:: Extracted data ::

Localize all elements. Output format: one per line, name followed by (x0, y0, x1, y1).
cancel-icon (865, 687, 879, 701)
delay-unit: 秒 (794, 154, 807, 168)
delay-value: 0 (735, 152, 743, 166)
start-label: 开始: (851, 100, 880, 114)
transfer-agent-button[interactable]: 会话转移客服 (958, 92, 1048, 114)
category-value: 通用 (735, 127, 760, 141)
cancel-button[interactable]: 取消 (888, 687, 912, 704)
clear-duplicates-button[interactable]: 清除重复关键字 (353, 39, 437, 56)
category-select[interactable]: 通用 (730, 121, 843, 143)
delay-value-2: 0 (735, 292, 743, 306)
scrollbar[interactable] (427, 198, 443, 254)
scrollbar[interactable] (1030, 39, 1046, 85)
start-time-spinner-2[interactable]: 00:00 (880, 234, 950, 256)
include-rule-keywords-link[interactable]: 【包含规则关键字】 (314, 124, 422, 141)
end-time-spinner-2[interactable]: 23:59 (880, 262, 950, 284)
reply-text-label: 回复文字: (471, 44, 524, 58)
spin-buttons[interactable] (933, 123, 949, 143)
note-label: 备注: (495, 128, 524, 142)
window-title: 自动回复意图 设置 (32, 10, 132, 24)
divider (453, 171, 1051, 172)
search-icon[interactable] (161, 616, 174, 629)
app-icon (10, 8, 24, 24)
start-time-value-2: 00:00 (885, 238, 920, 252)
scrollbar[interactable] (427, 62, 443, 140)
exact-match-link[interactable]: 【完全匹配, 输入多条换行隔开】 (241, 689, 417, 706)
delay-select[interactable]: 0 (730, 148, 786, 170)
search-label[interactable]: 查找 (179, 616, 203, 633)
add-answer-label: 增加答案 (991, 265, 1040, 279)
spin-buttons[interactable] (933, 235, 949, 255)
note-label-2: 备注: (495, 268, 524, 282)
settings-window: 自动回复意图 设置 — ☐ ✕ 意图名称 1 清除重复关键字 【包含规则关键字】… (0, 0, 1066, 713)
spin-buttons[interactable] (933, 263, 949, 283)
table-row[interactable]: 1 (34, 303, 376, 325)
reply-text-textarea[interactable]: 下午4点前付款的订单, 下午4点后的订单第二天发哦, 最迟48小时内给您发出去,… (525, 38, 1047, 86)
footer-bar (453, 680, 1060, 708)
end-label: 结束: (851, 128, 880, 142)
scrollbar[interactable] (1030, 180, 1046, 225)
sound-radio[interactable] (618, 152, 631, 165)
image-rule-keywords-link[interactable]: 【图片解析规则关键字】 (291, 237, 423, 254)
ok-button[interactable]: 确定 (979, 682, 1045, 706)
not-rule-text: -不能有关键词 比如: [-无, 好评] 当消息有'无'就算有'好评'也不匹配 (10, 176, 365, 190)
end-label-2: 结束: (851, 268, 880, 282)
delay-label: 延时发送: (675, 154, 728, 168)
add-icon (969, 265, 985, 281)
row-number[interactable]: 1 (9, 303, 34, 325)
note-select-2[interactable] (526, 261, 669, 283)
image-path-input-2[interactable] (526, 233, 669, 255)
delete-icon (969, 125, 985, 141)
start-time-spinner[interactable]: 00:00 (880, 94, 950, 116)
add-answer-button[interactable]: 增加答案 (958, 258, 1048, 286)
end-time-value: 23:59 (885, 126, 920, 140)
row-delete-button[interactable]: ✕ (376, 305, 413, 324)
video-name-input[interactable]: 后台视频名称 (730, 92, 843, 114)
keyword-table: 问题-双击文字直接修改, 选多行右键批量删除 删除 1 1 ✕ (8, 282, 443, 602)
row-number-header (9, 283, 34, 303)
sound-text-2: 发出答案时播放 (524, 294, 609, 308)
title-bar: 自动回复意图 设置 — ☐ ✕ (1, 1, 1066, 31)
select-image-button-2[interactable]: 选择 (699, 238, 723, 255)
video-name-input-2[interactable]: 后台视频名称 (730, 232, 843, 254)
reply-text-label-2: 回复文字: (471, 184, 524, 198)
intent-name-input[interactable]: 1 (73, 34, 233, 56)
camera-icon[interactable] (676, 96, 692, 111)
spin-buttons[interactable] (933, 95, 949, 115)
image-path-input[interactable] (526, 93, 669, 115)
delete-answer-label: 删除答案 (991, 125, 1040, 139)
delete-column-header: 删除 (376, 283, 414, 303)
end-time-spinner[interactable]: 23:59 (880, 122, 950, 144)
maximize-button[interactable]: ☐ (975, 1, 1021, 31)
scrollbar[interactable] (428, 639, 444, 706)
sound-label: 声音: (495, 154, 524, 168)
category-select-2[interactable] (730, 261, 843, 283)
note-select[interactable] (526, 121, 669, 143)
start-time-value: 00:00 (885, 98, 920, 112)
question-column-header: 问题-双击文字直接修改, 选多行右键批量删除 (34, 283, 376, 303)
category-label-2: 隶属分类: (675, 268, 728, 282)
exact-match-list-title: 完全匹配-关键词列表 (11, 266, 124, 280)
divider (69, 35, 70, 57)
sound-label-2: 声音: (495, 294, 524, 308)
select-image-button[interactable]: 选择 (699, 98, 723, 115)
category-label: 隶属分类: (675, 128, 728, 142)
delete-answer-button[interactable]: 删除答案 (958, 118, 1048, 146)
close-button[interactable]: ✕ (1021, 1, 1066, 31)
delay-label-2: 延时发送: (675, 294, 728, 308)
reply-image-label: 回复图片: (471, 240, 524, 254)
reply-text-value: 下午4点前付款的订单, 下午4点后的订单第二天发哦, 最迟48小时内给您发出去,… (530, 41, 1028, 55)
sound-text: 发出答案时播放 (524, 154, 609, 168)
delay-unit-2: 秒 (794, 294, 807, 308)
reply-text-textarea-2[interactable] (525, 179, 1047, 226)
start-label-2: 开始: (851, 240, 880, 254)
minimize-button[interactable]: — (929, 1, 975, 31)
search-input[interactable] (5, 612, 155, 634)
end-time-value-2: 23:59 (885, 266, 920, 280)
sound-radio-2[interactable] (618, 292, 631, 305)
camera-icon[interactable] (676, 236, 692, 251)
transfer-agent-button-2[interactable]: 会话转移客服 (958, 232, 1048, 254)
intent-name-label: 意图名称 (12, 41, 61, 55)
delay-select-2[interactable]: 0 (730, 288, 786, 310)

:::

* **Directions**
Retype the lines of the data above exactly, beginning with the first line and continuing through the line that contains "scrollbar[interactable] (1030, 39, 1046, 85)".

* **Completed task**
Localize all elements. Output format: one per line, name followed by (x0, y0, x1, y1).
cancel-icon (865, 687, 879, 701)
delay-unit: 秒 (794, 154, 807, 168)
delay-value: 0 (735, 152, 743, 166)
start-label: 开始: (851, 100, 880, 114)
transfer-agent-button[interactable]: 会话转移客服 (958, 92, 1048, 114)
category-value: 通用 (735, 127, 760, 141)
cancel-button[interactable]: 取消 (888, 687, 912, 704)
clear-duplicates-button[interactable]: 清除重复关键字 (353, 39, 437, 56)
category-select[interactable]: 通用 (730, 121, 843, 143)
delay-value-2: 0 (735, 292, 743, 306)
scrollbar[interactable] (427, 198, 443, 254)
scrollbar[interactable] (1030, 39, 1046, 85)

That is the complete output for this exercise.